What you need to do: For each line below that includes the word "Best", make a copy.

Task data:
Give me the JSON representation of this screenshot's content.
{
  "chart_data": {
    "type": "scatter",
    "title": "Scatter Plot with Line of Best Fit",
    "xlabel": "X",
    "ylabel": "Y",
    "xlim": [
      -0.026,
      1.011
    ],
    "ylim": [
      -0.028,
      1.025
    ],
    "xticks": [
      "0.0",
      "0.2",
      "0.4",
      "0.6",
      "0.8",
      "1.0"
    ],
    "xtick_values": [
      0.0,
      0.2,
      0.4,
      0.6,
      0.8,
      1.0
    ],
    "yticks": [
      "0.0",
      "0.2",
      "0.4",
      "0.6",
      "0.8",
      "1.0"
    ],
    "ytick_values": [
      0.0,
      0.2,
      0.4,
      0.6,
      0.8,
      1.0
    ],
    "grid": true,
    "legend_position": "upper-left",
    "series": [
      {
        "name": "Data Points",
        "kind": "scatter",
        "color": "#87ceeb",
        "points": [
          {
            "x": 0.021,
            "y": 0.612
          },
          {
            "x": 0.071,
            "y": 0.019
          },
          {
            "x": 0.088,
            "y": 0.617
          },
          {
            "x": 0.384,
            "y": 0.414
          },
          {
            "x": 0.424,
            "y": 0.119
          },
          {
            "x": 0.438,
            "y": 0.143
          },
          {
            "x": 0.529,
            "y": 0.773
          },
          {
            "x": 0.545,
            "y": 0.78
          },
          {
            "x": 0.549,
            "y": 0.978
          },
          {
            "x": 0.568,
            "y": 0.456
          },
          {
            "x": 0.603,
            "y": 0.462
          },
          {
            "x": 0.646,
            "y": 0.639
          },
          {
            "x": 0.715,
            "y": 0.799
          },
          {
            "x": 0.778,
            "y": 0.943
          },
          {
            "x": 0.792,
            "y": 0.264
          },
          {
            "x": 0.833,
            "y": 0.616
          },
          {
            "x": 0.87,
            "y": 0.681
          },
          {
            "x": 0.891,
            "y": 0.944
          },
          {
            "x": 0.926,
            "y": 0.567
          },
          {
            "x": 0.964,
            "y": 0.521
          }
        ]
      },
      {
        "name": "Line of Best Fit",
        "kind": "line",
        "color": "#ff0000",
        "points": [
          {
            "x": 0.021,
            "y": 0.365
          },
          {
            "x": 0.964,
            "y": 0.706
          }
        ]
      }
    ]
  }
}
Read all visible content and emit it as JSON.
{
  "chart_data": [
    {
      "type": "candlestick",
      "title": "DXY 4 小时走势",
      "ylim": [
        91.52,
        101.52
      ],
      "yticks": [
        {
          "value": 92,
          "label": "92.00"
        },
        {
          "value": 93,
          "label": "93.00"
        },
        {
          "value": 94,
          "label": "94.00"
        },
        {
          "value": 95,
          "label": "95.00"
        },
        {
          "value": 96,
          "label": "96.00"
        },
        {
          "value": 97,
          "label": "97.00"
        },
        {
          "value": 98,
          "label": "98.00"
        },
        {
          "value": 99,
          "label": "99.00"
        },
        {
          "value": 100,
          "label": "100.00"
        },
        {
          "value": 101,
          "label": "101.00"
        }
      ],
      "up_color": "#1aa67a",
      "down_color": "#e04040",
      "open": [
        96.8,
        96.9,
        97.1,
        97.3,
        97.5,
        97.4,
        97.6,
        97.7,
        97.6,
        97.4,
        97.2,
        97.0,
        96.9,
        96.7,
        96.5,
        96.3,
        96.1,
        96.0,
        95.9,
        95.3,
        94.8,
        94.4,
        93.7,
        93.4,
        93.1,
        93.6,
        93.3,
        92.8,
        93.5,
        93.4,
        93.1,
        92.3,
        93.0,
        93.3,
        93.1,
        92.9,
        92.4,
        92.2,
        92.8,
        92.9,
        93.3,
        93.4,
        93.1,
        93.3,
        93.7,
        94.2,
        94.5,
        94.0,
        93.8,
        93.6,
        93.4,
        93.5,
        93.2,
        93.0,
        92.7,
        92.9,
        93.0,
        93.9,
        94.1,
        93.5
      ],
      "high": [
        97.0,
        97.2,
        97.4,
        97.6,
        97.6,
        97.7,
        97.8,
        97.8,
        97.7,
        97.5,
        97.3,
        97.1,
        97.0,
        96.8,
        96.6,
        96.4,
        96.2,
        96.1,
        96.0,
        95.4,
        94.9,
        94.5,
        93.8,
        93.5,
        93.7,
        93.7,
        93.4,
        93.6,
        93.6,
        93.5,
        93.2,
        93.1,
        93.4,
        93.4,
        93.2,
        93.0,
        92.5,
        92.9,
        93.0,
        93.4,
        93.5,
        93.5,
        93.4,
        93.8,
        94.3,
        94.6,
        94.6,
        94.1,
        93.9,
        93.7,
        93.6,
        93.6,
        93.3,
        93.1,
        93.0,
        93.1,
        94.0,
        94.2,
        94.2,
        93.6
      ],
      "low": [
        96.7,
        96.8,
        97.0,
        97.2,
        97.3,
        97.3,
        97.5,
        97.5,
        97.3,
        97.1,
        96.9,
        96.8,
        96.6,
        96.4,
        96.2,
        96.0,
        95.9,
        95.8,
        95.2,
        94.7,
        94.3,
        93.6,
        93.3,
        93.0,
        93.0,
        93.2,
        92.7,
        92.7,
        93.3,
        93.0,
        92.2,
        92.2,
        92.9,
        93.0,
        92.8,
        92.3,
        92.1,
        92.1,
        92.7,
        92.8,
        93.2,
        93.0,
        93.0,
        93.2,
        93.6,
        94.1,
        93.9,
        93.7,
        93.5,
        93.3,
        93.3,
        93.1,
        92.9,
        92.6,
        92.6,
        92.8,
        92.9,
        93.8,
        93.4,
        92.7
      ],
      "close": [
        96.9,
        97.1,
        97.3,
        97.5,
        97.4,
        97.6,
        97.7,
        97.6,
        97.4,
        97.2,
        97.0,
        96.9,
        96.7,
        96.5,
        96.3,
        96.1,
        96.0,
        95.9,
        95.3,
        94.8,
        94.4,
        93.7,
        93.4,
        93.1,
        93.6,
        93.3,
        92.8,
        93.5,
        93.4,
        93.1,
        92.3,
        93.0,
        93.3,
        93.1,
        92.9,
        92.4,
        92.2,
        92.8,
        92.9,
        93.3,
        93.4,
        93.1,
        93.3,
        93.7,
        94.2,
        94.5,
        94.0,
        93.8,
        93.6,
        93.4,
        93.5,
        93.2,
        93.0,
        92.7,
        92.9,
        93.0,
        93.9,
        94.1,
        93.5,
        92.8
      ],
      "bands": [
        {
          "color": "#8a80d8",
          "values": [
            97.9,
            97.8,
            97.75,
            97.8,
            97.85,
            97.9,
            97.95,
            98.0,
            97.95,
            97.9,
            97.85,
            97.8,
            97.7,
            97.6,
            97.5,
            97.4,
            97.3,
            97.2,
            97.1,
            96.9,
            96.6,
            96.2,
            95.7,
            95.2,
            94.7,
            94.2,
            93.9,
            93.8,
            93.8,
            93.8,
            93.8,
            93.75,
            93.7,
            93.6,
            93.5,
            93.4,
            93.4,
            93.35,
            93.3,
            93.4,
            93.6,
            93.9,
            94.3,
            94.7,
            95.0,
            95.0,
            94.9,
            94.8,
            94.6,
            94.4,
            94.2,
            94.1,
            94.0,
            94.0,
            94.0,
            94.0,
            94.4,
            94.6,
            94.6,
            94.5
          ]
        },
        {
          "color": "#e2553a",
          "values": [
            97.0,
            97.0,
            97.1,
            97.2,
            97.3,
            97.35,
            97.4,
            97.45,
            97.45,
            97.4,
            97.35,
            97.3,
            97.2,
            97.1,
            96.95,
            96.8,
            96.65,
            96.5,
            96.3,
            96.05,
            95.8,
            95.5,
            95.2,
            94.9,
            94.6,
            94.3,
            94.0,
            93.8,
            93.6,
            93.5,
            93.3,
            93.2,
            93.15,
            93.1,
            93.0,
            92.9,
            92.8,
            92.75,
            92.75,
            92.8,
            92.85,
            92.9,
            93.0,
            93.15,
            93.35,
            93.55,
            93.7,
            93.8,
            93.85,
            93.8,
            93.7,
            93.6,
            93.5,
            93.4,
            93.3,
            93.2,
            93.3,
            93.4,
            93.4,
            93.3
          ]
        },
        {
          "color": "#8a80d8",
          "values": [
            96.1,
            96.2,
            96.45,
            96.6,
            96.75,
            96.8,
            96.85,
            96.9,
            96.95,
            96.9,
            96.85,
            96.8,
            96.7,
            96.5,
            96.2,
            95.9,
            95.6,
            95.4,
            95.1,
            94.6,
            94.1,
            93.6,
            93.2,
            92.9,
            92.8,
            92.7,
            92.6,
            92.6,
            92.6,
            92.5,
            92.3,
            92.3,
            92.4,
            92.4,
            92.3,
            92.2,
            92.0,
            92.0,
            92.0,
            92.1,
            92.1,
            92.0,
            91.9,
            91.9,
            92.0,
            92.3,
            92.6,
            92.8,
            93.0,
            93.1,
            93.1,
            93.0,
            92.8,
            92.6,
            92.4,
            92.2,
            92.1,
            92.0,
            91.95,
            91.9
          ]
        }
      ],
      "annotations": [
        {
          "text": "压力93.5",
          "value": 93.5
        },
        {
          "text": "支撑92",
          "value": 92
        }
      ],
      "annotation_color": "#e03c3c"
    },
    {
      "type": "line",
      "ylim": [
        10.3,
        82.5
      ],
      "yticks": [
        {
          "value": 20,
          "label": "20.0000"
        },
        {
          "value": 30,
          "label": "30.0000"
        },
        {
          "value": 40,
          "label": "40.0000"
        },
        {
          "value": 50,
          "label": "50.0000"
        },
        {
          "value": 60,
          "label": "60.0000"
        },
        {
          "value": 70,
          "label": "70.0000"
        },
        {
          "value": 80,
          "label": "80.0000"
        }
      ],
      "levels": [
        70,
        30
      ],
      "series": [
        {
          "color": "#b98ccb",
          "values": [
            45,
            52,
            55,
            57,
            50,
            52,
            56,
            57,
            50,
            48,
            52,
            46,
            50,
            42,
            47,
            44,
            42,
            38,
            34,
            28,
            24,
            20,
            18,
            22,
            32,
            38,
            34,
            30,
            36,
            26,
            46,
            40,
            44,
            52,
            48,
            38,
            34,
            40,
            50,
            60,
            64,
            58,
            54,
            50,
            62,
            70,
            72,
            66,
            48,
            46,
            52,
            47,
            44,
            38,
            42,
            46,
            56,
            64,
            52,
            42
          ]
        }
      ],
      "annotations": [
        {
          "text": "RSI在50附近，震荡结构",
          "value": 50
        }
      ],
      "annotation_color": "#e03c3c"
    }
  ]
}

Answer to the task:
    "title": "Scatter Plot with Line of Best Fit",
        "name": "Line of Best Fit",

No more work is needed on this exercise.